* Written problem:
Reproduce every line of the material below, but drop the pictures.

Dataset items

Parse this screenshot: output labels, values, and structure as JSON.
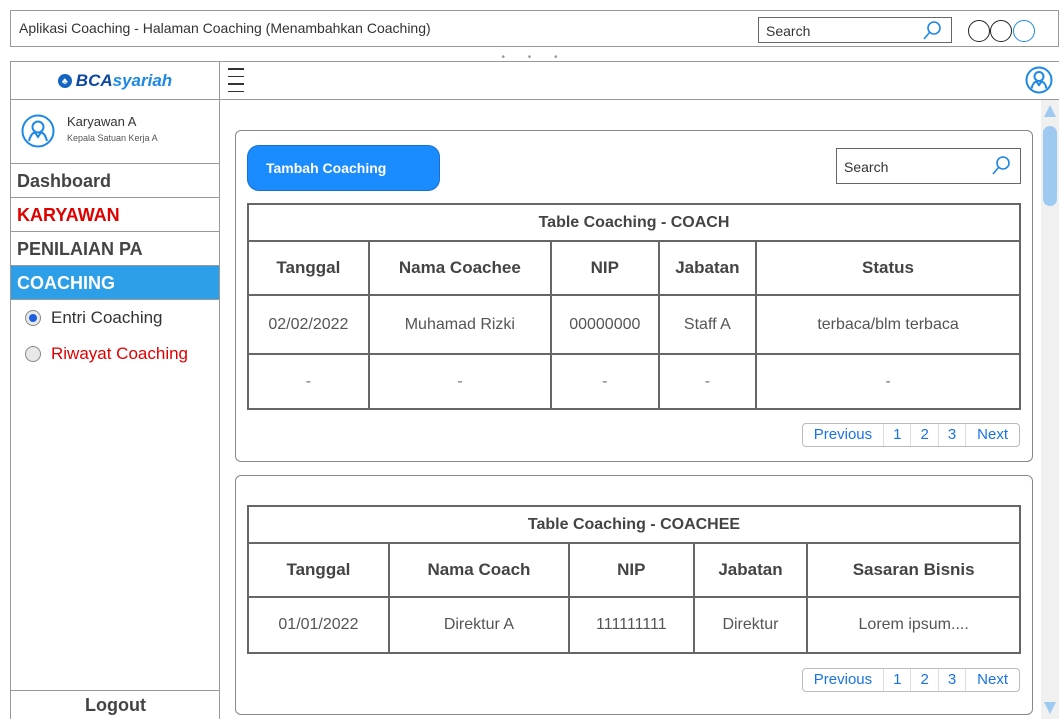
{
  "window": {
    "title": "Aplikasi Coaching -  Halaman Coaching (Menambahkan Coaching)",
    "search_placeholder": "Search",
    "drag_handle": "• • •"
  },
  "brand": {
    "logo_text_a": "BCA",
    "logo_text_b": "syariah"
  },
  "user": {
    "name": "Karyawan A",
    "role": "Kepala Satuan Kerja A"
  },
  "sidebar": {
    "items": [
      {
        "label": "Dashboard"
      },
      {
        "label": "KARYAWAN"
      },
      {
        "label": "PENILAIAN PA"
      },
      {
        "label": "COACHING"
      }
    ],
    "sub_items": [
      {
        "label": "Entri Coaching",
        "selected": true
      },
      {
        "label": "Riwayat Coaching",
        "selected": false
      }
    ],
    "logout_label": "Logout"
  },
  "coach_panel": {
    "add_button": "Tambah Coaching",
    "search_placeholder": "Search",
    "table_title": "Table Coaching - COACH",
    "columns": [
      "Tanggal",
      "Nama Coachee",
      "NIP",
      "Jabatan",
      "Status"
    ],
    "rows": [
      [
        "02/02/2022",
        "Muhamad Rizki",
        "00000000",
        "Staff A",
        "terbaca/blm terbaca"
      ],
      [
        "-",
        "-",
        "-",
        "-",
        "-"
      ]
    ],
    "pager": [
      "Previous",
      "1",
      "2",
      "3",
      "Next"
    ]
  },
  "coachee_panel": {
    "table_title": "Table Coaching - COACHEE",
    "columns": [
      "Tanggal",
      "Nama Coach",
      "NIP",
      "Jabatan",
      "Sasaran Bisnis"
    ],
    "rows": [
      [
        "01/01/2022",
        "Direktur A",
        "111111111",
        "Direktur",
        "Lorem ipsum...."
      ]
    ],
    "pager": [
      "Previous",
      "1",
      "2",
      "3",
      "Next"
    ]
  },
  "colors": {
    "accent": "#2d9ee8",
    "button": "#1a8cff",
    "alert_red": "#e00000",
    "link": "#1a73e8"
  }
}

* Result of this exercise:
Parse this screenshot: output labels, values, and structure as JSON.
{
  "window": {
    "title": "Aplikasi Coaching -  Halaman Coaching (Menambahkan Coaching)",
    "search_placeholder": "Search",
    "drag_handle": "• • •"
  },
  "brand": {
    "logo_text_a": "BCA",
    "logo_text_b": "syariah"
  },
  "user": {
    "name": "Karyawan A",
    "role": "Kepala Satuan Kerja A"
  },
  "sidebar": {
    "items": [
      {
        "label": "Dashboard"
      },
      {
        "label": "KARYAWAN"
      },
      {
        "label": "PENILAIAN PA"
      },
      {
        "label": "COACHING"
      }
    ],
    "sub_items": [
      {
        "label": "Entri Coaching",
        "selected": true
      },
      {
        "label": "Riwayat Coaching",
        "selected": false
      }
    ],
    "logout_label": "Logout"
  },
  "coach_panel": {
    "add_button": "Tambah Coaching",
    "search_placeholder": "Search",
    "table_title": "Table Coaching - COACH",
    "columns": [
      "Tanggal",
      "Nama Coachee",
      "NIP",
      "Jabatan",
      "Status"
    ],
    "rows": [
      [
        "02/02/2022",
        "Muhamad Rizki",
        "00000000",
        "Staff A",
        "terbaca/blm terbaca"
      ],
      [
        "-",
        "-",
        "-",
        "-",
        "-"
      ]
    ],
    "pager": [
      "Previous",
      "1",
      "2",
      "3",
      "Next"
    ]
  },
  "coachee_panel": {
    "table_title": "Table Coaching - COACHEE",
    "columns": [
      "Tanggal",
      "Nama Coach",
      "NIP",
      "Jabatan",
      "Sasaran Bisnis"
    ],
    "rows": [
      [
        "01/01/2022",
        "Direktur A",
        "111111111",
        "Direktur",
        "Lorem ipsum...."
      ]
    ],
    "pager": [
      "Previous",
      "1",
      "2",
      "3",
      "Next"
    ]
  },
  "colors": {
    "accent": "#2d9ee8",
    "button": "#1a8cff",
    "alert_red": "#e00000",
    "link": "#1a73e8"
  }
}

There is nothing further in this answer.